WORK TO DO → Count every line where "ohlc" occurs. Give the total alone.

Begin SUPPLIED DATA

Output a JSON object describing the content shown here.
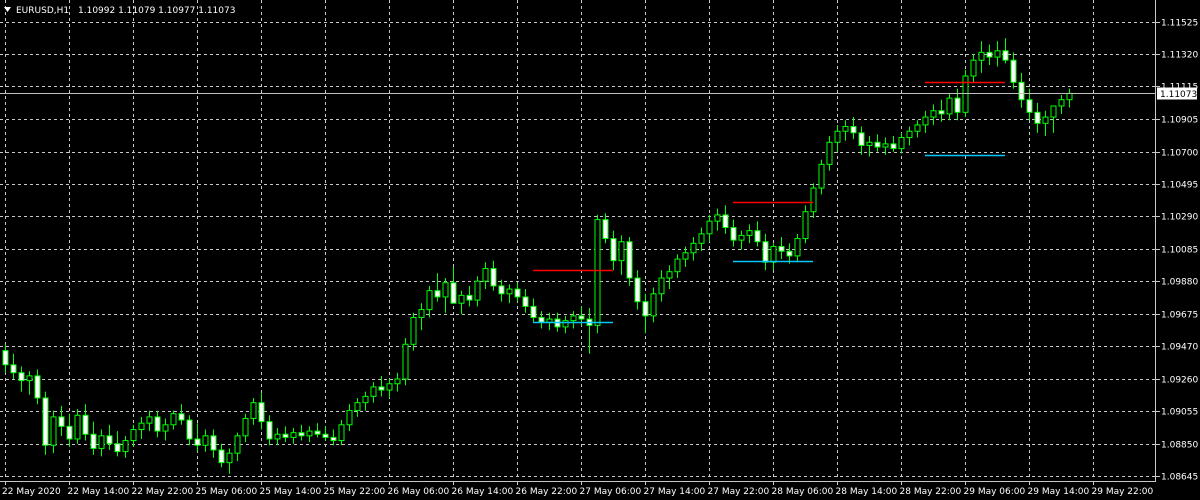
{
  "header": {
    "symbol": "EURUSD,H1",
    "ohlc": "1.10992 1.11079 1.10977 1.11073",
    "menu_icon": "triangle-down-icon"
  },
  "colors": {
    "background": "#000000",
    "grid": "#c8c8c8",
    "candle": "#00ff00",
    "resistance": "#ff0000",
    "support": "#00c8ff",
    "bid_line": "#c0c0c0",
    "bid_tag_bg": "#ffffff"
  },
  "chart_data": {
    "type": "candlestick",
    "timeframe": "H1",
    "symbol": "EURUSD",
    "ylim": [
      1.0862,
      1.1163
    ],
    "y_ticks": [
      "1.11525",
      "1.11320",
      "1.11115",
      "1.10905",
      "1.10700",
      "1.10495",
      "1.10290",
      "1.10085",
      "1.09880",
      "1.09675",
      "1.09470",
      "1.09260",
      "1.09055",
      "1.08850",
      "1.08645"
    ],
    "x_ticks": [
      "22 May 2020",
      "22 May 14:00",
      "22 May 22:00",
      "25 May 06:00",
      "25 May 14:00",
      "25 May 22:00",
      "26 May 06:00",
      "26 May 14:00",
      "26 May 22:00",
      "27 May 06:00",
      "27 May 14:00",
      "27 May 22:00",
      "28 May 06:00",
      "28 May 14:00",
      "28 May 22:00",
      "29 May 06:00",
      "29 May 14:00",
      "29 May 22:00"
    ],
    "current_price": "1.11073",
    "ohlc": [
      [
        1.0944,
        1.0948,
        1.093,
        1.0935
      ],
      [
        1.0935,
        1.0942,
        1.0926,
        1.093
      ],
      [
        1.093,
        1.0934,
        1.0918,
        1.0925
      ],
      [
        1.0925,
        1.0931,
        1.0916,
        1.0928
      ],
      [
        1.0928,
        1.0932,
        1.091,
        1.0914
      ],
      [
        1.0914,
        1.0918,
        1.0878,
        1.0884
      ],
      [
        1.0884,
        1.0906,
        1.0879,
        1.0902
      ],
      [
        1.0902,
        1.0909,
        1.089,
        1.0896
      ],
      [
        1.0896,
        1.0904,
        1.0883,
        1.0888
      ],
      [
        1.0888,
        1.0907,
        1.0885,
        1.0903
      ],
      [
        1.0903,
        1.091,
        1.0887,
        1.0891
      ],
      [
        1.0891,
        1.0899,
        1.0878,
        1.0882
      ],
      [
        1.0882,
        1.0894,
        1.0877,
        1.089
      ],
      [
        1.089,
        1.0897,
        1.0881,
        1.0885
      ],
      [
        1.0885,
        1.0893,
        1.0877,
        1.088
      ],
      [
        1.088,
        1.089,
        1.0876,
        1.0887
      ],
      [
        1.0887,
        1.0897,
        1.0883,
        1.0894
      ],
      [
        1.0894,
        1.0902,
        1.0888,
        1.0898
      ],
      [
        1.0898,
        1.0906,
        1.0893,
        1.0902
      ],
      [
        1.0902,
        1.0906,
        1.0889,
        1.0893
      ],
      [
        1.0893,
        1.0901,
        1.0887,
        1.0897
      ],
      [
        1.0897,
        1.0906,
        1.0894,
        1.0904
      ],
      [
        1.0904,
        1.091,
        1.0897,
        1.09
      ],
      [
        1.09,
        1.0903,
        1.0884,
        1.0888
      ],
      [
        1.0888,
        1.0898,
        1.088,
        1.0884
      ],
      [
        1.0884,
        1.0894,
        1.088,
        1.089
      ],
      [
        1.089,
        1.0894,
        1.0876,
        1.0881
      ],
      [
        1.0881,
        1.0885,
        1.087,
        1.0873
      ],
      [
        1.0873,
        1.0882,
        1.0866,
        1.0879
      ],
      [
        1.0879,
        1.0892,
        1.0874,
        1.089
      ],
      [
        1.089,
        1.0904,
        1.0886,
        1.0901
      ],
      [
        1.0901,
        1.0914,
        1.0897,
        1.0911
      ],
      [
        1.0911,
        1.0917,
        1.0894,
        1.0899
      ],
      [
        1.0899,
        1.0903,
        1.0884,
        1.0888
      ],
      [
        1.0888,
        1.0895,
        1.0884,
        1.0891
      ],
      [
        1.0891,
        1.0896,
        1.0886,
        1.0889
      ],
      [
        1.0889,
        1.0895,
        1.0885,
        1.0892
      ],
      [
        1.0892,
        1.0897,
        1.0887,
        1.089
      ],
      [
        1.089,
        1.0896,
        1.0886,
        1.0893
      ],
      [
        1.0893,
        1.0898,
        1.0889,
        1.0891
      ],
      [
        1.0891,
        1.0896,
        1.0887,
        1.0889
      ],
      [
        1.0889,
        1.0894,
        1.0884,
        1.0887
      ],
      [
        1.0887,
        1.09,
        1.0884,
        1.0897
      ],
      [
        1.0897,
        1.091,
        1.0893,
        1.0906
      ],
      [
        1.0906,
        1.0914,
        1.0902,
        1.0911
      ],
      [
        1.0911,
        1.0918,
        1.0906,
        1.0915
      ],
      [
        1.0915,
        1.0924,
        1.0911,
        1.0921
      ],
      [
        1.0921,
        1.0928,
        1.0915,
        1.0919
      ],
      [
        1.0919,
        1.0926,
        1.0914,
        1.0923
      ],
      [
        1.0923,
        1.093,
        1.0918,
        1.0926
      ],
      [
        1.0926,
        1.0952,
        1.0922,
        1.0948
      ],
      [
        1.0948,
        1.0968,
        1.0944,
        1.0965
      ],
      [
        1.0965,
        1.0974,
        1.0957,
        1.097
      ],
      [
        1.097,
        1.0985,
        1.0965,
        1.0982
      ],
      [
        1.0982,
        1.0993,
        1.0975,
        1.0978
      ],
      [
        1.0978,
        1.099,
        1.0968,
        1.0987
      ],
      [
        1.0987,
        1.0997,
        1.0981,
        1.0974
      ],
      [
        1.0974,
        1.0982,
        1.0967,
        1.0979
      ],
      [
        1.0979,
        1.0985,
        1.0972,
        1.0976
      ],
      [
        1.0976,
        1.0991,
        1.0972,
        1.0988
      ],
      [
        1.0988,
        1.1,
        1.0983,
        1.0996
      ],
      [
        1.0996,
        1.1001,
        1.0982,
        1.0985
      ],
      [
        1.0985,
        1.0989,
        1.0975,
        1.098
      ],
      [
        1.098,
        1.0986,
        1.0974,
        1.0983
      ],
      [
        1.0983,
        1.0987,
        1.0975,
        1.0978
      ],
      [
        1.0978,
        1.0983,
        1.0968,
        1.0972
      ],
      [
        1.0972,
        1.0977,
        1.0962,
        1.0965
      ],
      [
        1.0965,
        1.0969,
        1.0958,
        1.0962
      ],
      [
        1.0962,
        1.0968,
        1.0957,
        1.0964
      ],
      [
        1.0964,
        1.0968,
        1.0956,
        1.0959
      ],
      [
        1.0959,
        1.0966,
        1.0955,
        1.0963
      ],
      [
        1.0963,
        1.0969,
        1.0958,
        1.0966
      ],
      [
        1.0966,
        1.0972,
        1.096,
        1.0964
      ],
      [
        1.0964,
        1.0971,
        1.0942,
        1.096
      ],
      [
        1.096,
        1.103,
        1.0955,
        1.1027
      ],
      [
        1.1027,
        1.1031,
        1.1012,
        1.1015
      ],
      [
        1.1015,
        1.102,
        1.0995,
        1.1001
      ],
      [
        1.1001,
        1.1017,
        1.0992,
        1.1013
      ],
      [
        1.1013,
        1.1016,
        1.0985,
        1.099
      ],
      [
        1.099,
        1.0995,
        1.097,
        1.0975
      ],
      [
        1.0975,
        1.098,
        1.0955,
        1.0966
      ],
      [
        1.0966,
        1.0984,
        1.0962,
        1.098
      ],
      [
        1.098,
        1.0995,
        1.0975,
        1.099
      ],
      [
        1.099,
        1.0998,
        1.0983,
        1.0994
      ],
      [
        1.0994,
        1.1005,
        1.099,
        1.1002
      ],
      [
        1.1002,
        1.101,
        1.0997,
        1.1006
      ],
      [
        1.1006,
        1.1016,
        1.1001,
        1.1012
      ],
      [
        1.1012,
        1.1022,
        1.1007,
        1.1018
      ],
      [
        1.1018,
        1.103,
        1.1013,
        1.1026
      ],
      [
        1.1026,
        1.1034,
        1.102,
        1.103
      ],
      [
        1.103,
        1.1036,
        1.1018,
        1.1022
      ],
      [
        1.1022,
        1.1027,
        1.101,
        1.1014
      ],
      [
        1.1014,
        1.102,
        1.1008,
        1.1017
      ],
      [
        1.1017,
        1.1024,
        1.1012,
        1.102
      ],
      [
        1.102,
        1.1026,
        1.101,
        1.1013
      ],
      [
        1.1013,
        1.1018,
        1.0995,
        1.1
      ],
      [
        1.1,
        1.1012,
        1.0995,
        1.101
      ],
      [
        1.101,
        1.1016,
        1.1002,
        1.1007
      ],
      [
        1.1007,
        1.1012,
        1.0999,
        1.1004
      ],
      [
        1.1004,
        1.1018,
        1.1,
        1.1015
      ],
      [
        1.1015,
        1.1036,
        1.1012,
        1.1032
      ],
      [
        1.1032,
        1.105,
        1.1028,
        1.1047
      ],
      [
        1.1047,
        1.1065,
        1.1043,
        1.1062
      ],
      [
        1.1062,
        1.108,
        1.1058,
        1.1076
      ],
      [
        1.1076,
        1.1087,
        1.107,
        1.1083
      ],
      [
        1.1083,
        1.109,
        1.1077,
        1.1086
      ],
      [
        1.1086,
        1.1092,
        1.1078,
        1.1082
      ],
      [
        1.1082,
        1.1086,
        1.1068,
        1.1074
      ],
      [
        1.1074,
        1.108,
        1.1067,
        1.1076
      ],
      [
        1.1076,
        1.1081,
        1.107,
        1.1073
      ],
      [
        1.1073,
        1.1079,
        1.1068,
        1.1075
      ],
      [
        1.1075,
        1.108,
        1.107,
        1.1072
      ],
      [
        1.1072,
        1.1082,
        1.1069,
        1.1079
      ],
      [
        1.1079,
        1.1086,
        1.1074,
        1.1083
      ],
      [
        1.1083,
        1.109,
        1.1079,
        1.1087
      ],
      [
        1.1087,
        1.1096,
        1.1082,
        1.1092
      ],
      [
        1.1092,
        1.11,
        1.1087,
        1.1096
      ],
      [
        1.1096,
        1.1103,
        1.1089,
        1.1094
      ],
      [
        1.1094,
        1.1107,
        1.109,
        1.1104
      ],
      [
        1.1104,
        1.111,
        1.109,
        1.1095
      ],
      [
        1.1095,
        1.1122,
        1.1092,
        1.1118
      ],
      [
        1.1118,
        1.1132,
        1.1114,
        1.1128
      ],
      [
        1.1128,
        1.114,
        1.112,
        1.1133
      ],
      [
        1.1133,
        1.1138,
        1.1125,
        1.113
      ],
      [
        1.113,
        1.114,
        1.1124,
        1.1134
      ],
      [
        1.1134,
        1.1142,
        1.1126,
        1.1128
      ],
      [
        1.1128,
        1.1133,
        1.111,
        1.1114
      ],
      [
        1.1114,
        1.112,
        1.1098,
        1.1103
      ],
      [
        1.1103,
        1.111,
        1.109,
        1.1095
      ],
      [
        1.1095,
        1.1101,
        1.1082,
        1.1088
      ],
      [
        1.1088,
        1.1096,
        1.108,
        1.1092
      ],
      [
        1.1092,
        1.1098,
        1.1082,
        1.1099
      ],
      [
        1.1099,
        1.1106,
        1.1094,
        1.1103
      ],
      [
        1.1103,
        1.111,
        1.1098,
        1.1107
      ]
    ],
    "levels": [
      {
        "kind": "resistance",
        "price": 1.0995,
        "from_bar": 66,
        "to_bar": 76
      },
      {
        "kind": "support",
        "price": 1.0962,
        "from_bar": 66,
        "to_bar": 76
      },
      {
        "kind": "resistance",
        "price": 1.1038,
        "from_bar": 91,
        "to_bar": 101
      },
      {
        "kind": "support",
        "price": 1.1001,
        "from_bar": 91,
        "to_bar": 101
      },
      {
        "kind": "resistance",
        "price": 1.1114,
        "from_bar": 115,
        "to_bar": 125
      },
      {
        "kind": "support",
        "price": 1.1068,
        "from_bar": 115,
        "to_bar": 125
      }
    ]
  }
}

End SUPPLIED DATA

REPLY → 2